**Instructions to follow:** Retype each line exactly. Skip images.

Start Material provided

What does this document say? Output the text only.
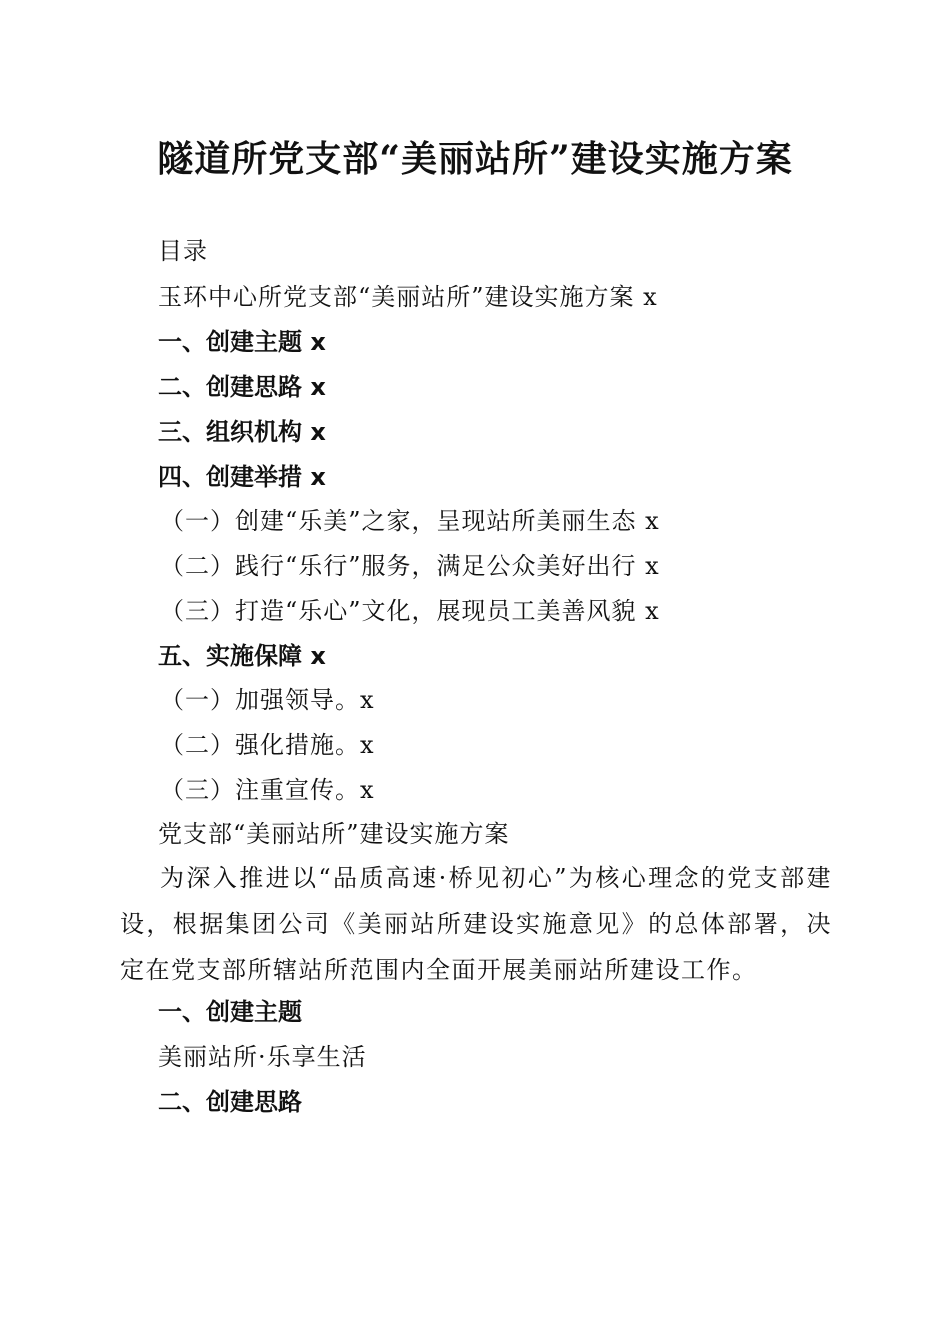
隧道所党支部“美丽站所”建设实施方案
目录
玉环中心所党支部“美丽站所”建设实施方案 x
一、创建主题 x
二、创建思路 x
三、组织机构 x
四、创建举措 x
（一）创建“乐美”之家，呈现站所美丽生态 x
（二）践行“乐行”服务，满足公众美好出行 x
（三）打造“乐心”文化，展现员工美善风貌 x
五、实施保障 x
（一）加强领导。x
（二）强化措施。x
（三）注重宣传。x
党支部“美丽站所”建设实施方案
为深入推进以“品质高速·桥见初心”为核心理念的党支部建设，根据集团公司《美丽站所建设实施意见》的总体部署，决定在党支部所辖站所范围内全面开展美丽站所建设工作。
一、创建主题
美丽站所·乐享生活
二、创建思路
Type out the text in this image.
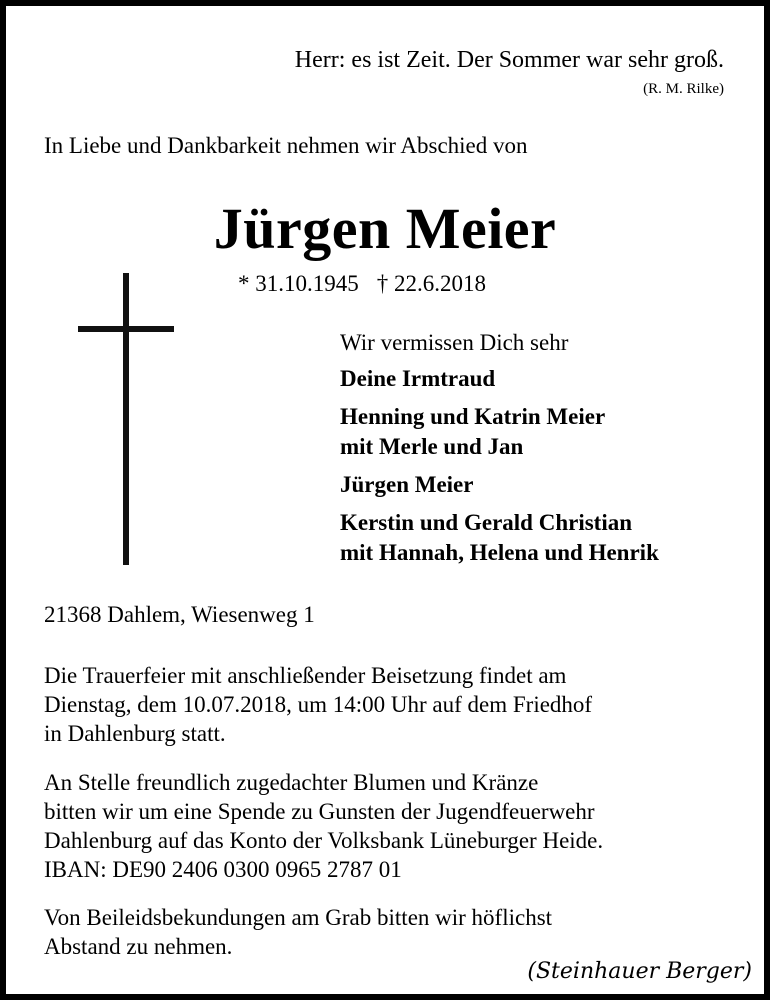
Herr: es ist Zeit. Der Sommer war sehr groß.
(R. M. Rilke)
In Liebe und Dankbarkeit nehmen wir Abschied von
Jürgen Meier
* 31.10.1945 † 22.6.2018
Wir vermissen Dich sehr
Deine Irmtraud
Henning und Katrin Meier
mit Merle und Jan
Jürgen Meier
Kerstin und Gerald Christian
mit Hannah, Helena und Henrik
21368 Dahlem, Wiesenweg 1
Die Trauerfeier mit anschließender Beisetzung findet am
Dienstag, dem 10.07.2018, um 14:00 Uhr auf dem Friedhof
in Dahlenburg statt.
An Stelle freundlich zugedachter Blumen und Kränze
bitten wir um eine Spende zu Gunsten der Jugendfeuerwehr
Dahlenburg auf das Konto der Volksbank Lüneburger Heide.
IBAN: DE90 2406 0300 0965 2787 01
Von Beileidsbekundungen am Grab bitten wir höflichst
Abstand zu nehmen.
(Steinhauer Berger)
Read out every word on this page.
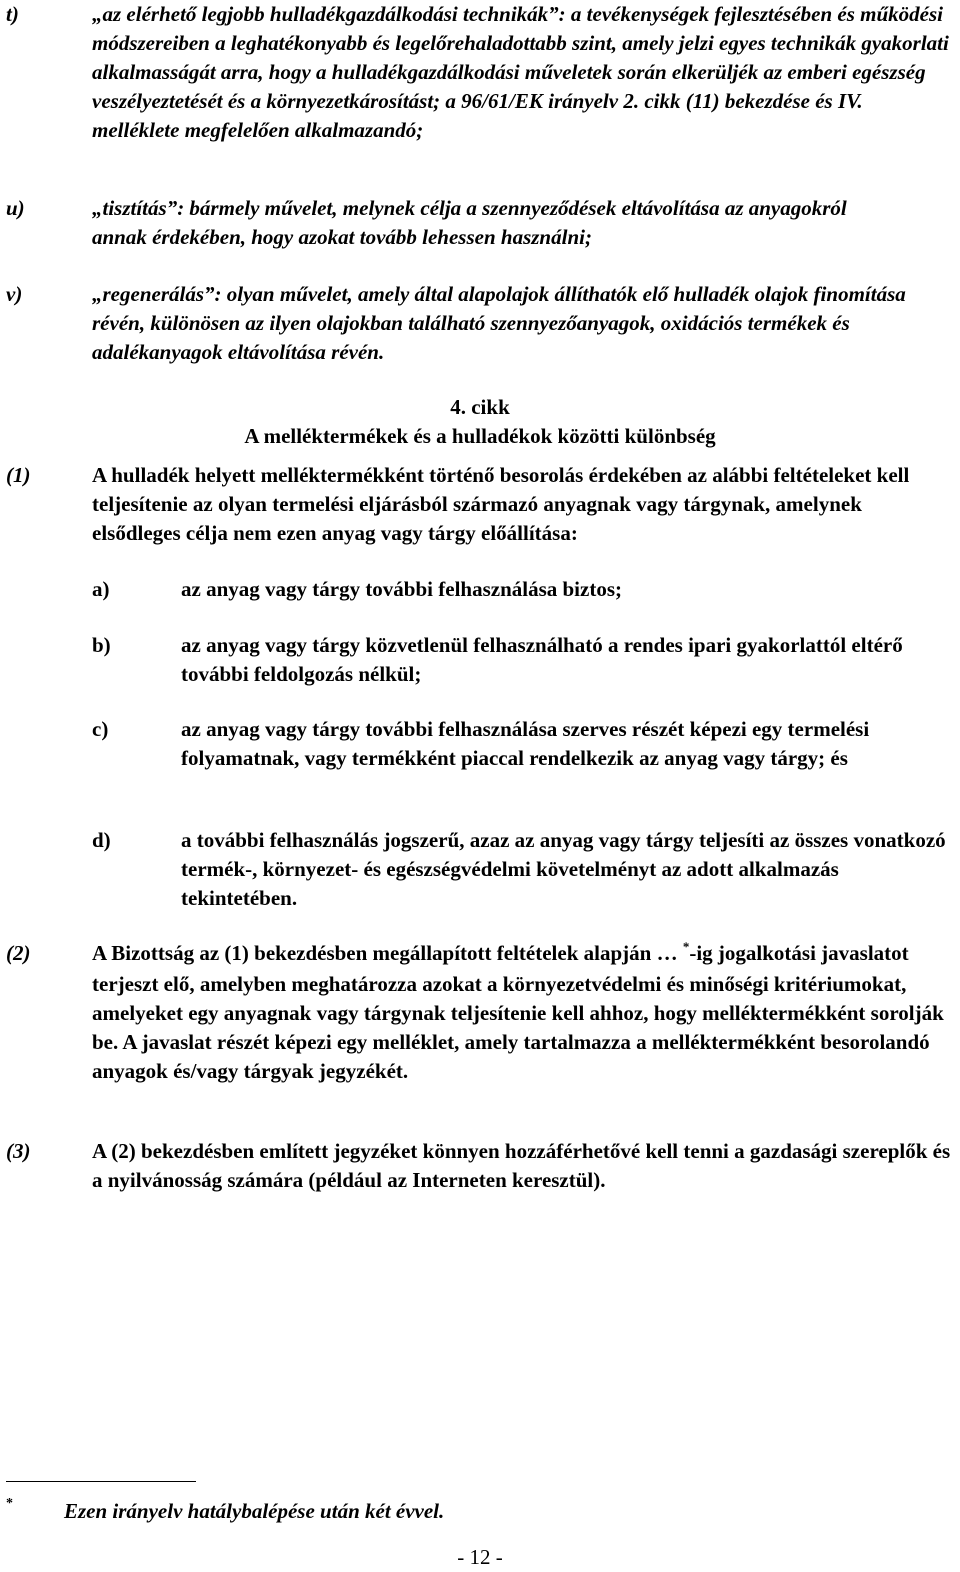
t)	„az elérhető legjobb hulladékgazdálkodási technikák”: a tevékenységek fejlesztésében és működési módszereiben a leghatékonyabb és legelőrehaladottabb szint, amely jelzi egyes technikák gyakorlati alkalmasságát arra, hogy a hulladékgazdálkodási műveletek során elkerüljék az emberi egészség veszélyeztetését és a környezetkárosítást; a 96/61/EK irányelv 2. cikk (11) bekezdése és IV. melléklete megfelelően alkalmazandó;
u)	„tisztítás”: bármely művelet, melynek célja a szennyeződések eltávolítása az anyagokról annak érdekében, hogy azokat tovább lehessen használni;
v)	„regenerálás”: olyan művelet, amely által alapolajok állíthatók elő hulladék olajok finomítása révén, különösen az ilyen olajokban található szennyezőanyagok, oxidációs termékek és adalékanyagok eltávolítása révén.
4. cikk
A melléktermékek és a hulladékok közötti különbség
(1)	A hulladék helyett melléktermékként történő besorolás érdekében az alábbi feltételeket kell teljesítenie az olyan termelési eljárásból származó anyagnak vagy tárgynak, amelynek elsődleges célja nem ezen anyag vagy tárgy előállítása:
a)	az anyag vagy tárgy további felhasználása biztos;
b)	az anyag vagy tárgy közvetlenül felhasználható a rendes ipari gyakorlattól eltérő további feldolgozás nélkül;
c)	az anyag vagy tárgy további felhasználása szerves részét képezi egy termelési folyamatnak, vagy termékként piaccal rendelkezik az anyag vagy tárgy; és
d)	a további felhasználás jogszerű, azaz az anyag vagy tárgy teljesíti az összes vonatkozó termék-, környezet- és egészségvédelmi követelményt az adott alkalmazás tekintetében.
(2)	A Bizottság az (1) bekezdésben megállapított feltételek alapján … *-ig jogalkotási javaslatot terjeszt elő, amelyben meghatározza azokat a környezetvédelmi és minőségi kritériumokat, amelyeket egy anyagnak vagy tárgynak teljesítenie kell ahhoz, hogy melléktermékként sorolják be. A javaslat részét képezi egy melléklet, amely tartalmazza a melléktermékként besorolandó anyagok és/vagy tárgyak jegyzékét.
(3)	A (2) bekezdésben említett jegyzéket könnyen hozzáférhetővé kell tenni a gazdasági szereplők és a nyilvánosság számára (például az Interneten keresztül).
* Ezen irányelv hatálybalépése után két évvel.
- 12 -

End Material provided

**Solution to this problem:**
What does this document say? Output the text only.
隧道所党支部“美丽站所”建设实施方案
目录
玉环中心所党支部“美丽站所”建设实施方案 x
一、创建主题 x
二、创建思路 x
三、组织机构 x
四、创建举措 x
（一）创建“乐美”之家，呈现站所美丽生态 x
（二）践行“乐行”服务，满足公众美好出行 x
（三）打造“乐心”文化，展现员工美善风貌 x
五、实施保障 x
（一）加强领导。x
（二）强化措施。x
（三）注重宣传。x
党支部“美丽站所”建设实施方案
为深入推进以“品质高速·桥见初心”为核心理念的党支部建设，根据集团公司《美丽站所建设实施意见》的总体部署，决定在党支部所辖站所范围内全面开展美丽站所建设工作。
一、创建主题
美丽站所·乐享生活
二、创建思路
Type out the text in this image.
Herr: es ist Zeit. Der Sommer war sehr groß.
(R. M. Rilke)
In Liebe und Dankbarkeit nehmen wir Abschied von
Jürgen Meier
* 31.10.1945 † 22.6.2018
Wir vermissen Dich sehr
Deine Irmtraud
Henning und Katrin Meier
mit Merle und Jan
Jürgen Meier
Kerstin und Gerald Christian
mit Hannah, Helena und Henrik
21368 Dahlem, Wiesenweg 1
Die Trauerfeier mit anschließender Beisetzung findet am
Dienstag, dem 10.07.2018, um 14:00 Uhr auf dem Friedhof
in Dahlenburg statt.
An Stelle freundlich zugedachter Blumen und Kränze
bitten wir um eine Spende zu Gunsten der Jugendfeuerwehr
Dahlenburg auf das Konto der Volksbank Lüneburger Heide.
IBAN: DE90 2406 0300 0965 2787 01
Von Beileidsbekundungen am Grab bitten wir höflichst
Abstand zu nehmen.
(Steinhauer Berger)
Read out every word on this page.
t)	„az elérhető legjobb hulladékgazdálkodási technikák”: a tevékenységek fejlesztésében és működési módszereiben a leghatékonyabb és legelőrehaladottabb szint, amely jelzi egyes technikák gyakorlati alkalmasságát arra, hogy a hulladékgazdálkodási műveletek során elkerüljék az emberi egészség veszélyeztetését és a környezetkárosítást; a 96/61/EK irányelv 2. cikk (11) bekezdése és IV. melléklete megfelelően alkalmazandó;
u)	„tisztítás”: bármely művelet, melynek célja a szennyeződések eltávolítása az anyagokról annak érdekében, hogy azokat tovább lehessen használni;
v)	„regenerálás”: olyan művelet, amely által alapolajok állíthatók elő hulladék olajok finomítása révén, különösen az ilyen olajokban található szennyezőanyagok, oxidációs termékek és adalékanyagok eltávolítása révén.
4. cikk
A melléktermékek és a hulladékok közötti különbség
(1)	A hulladék helyett melléktermékként történő besorolás érdekében az alábbi feltételeket kell teljesítenie az olyan termelési eljárásból származó anyagnak vagy tárgynak, amelynek elsődleges célja nem ezen anyag vagy tárgy előállítása:
a)	az anyag vagy tárgy további felhasználása biztos;
b)	az anyag vagy tárgy közvetlenül felhasználható a rendes ipari gyakorlattól eltérő további feldolgozás nélkül;
c)	az anyag vagy tárgy további felhasználása szerves részét képezi egy termelési folyamatnak, vagy termékként piaccal rendelkezik az anyag vagy tárgy; és
d)	a további felhasználás jogszerű, azaz az anyag vagy tárgy teljesíti az összes vonatkozó termék-, környezet- és egészségvédelmi követelményt az adott alkalmazás tekintetében.
(2)	A Bizottság az (1) bekezdésben megállapított feltételek alapján … *-ig jogalkotási javaslatot terjeszt elő, amelyben meghatározza azokat a környezetvédelmi és minőségi kritériumokat, amelyeket egy anyagnak vagy tárgynak teljesítenie kell ahhoz, hogy melléktermékként sorolják be. A javaslat részét képezi egy melléklet, amely tartalmazza a melléktermékként besorolandó anyagok és/vagy tárgyak jegyzékét.
(3)	A (2) bekezdésben említett jegyzéket könnyen hozzáférhetővé kell tenni a gazdasági szereplők és a nyilvánosság számára (például az Interneten keresztül).
* Ezen irányelv hatálybalépése után két évvel.
- 12 -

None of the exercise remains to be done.